In the text about the Withings blood pressure monitor, how much did the device cost?

━━━ TEXT PASSAGE ━━━

Woes with Withings blood pressure monitor
It was supposed to help track blood pressure – but in consistently failing to work, it ended up simply sending our readings shooting for the sky. That’s why only days after its purchase, we’re returning the faulty Withings blood pressure monitor.
There’s always a deep sense of disillusionment when a shiny new object of desire fails. This is why we’ve been suppressing a desire to throw the Withings blood pressure monitor across the room.
Wondering why we had a ‘wobbly’? While the Withings won’t work. In our tests, the Withings Smart Blood Pressure monitor consistently failed to produce a blood pressure reading.
Much like the English nursery rhyme Solomon Grundy, our wearisome Withings was bought on Saturday, tested on Sunday, and will be returned on Monday. That will be the end of our EUR 129 Withings blood pressure monitor.
It started off so promisingly. The OOBE (out-of-the-box ‘experience’) was positive and the set-up was straightforward: the device connected first time to an iPhone via Bluetooth (you can also use a USB cable) and reported that it was ready to measure and track both blood pressure and pulse rates.

━━━ LISTED ENTRIES ━━━

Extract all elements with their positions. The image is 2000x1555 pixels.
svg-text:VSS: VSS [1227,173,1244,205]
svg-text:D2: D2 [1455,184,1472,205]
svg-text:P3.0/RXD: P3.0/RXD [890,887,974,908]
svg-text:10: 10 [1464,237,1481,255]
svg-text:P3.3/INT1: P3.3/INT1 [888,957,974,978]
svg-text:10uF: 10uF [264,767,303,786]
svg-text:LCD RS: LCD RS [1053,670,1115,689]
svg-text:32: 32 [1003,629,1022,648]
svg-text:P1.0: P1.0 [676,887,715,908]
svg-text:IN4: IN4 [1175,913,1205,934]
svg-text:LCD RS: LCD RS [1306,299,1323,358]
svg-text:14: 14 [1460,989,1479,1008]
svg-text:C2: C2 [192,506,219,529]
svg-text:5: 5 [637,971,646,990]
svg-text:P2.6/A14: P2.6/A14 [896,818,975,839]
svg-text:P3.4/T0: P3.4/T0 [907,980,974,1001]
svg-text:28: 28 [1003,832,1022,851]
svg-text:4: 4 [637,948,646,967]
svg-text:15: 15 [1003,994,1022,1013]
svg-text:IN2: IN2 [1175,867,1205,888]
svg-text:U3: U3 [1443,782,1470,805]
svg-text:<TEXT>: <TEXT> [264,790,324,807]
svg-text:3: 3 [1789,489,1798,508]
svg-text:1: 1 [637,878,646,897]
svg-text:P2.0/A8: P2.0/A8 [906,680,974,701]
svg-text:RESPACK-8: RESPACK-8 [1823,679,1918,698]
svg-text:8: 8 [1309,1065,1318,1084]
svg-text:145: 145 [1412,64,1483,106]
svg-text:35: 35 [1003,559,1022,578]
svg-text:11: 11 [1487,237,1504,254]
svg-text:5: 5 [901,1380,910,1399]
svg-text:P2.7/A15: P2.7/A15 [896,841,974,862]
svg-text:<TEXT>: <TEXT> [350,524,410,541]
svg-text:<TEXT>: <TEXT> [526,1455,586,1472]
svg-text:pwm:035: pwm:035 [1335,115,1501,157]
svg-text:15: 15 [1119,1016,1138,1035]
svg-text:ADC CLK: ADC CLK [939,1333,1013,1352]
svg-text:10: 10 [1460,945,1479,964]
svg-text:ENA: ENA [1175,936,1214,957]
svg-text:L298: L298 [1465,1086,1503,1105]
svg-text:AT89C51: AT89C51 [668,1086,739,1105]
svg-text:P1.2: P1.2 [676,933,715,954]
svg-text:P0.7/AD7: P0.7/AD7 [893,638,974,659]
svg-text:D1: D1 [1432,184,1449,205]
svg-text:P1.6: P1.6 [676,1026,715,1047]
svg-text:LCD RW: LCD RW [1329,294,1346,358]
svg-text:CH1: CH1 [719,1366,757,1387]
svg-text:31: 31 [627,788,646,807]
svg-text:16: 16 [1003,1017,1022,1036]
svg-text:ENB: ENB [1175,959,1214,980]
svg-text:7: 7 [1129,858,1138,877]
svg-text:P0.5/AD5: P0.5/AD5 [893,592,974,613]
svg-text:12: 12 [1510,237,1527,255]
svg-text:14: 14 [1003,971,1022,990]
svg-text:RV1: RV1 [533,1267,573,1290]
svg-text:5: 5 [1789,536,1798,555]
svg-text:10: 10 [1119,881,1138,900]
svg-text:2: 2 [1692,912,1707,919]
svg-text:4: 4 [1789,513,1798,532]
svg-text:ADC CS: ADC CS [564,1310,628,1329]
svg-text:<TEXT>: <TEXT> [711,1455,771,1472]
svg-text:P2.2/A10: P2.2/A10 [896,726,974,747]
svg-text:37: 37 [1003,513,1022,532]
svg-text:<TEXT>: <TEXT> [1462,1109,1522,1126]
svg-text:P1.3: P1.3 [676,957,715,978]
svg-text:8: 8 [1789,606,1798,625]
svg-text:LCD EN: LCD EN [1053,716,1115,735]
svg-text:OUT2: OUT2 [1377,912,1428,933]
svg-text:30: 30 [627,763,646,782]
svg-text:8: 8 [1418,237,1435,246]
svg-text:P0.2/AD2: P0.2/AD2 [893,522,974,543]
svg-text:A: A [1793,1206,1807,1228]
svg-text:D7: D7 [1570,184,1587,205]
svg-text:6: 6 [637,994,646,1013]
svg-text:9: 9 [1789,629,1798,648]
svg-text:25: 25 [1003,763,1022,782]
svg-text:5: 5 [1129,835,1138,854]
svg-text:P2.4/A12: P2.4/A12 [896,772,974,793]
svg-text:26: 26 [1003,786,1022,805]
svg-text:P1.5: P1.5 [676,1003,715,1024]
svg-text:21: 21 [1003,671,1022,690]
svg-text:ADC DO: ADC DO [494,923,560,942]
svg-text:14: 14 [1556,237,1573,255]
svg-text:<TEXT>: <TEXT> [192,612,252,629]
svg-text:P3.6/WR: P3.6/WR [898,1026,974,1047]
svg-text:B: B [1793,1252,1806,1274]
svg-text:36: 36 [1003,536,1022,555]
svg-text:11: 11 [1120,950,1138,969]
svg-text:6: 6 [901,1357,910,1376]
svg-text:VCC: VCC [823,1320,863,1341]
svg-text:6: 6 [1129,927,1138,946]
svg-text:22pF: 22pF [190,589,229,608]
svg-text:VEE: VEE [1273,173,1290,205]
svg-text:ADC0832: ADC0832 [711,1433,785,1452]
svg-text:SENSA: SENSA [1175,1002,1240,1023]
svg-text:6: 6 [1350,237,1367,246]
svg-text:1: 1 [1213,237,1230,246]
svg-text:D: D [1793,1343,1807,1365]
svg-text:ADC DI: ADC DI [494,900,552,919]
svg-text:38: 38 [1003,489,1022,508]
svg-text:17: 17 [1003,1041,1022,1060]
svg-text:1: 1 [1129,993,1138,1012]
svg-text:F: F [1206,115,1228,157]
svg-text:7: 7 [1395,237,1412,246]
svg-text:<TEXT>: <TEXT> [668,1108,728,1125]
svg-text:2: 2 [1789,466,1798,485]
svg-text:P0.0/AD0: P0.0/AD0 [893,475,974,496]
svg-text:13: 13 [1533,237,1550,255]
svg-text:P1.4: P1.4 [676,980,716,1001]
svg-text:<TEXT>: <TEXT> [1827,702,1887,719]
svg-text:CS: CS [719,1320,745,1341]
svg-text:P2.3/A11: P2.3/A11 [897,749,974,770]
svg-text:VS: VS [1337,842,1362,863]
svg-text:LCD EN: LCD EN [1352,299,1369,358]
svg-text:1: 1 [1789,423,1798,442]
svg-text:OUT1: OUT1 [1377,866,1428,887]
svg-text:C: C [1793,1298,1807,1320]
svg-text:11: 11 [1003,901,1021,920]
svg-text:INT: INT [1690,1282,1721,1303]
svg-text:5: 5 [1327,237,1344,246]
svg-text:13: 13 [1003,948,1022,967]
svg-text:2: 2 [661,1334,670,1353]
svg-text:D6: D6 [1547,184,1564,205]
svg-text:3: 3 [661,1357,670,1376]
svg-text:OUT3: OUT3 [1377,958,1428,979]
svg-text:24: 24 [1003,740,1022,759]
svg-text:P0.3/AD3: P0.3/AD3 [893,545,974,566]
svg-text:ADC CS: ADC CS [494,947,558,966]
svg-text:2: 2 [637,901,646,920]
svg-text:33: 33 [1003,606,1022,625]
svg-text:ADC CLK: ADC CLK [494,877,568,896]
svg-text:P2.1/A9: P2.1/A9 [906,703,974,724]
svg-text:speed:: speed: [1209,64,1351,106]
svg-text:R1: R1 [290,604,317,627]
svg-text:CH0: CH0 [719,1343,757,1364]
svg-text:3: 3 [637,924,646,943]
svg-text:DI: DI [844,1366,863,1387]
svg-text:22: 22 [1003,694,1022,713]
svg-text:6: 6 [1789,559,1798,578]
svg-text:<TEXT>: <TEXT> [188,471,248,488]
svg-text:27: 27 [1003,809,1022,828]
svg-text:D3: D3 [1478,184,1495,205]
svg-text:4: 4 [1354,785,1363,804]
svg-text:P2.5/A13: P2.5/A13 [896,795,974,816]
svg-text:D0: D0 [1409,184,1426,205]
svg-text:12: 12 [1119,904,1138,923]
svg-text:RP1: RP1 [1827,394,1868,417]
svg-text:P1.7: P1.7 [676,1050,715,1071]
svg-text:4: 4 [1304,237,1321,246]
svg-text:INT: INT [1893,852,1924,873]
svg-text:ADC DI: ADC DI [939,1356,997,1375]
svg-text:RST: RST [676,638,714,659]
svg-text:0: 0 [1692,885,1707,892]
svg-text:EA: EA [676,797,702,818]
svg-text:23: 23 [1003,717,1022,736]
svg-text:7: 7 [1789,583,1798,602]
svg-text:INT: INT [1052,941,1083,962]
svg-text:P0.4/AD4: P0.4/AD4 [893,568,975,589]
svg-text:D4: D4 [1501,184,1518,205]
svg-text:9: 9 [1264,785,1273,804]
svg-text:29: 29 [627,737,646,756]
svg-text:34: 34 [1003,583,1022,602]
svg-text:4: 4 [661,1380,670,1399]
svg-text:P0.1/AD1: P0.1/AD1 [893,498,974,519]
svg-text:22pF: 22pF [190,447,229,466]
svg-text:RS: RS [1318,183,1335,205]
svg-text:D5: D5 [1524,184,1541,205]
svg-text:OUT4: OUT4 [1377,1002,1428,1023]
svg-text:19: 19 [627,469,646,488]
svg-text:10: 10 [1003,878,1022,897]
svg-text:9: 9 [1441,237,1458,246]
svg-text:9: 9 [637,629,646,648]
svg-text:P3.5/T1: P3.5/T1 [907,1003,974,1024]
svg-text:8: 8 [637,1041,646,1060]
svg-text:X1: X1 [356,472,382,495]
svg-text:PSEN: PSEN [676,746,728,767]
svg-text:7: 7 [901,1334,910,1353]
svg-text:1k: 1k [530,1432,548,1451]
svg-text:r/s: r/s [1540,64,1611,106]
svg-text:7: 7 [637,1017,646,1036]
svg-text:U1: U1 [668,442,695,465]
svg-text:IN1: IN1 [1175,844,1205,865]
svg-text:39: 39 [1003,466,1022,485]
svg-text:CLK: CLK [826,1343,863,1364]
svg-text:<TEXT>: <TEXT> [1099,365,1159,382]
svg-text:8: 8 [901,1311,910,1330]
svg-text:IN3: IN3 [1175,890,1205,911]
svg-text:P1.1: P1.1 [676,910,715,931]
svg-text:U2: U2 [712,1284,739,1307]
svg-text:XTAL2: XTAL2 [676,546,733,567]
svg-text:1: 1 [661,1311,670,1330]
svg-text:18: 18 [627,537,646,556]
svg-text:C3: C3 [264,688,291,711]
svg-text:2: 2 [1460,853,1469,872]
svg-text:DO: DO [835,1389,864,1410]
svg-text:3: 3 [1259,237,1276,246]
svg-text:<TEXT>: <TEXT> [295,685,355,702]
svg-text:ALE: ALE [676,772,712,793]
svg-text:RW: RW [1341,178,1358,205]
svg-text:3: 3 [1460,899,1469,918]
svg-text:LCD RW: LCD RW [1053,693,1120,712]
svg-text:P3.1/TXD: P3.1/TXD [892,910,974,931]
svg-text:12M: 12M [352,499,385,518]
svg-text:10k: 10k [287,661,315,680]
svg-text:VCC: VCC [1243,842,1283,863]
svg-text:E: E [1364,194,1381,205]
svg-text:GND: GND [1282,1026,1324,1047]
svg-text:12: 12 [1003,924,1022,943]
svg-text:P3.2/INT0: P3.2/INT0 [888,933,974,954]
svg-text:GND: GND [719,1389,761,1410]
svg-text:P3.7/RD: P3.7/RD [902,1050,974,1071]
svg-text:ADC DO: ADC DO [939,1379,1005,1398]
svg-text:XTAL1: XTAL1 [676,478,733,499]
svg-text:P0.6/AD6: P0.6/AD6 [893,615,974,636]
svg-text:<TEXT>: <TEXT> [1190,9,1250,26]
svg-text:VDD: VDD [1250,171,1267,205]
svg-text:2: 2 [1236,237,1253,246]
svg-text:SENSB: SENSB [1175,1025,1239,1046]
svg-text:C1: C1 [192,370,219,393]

━━━

◆ **RESPONSE BOX**
EUR 129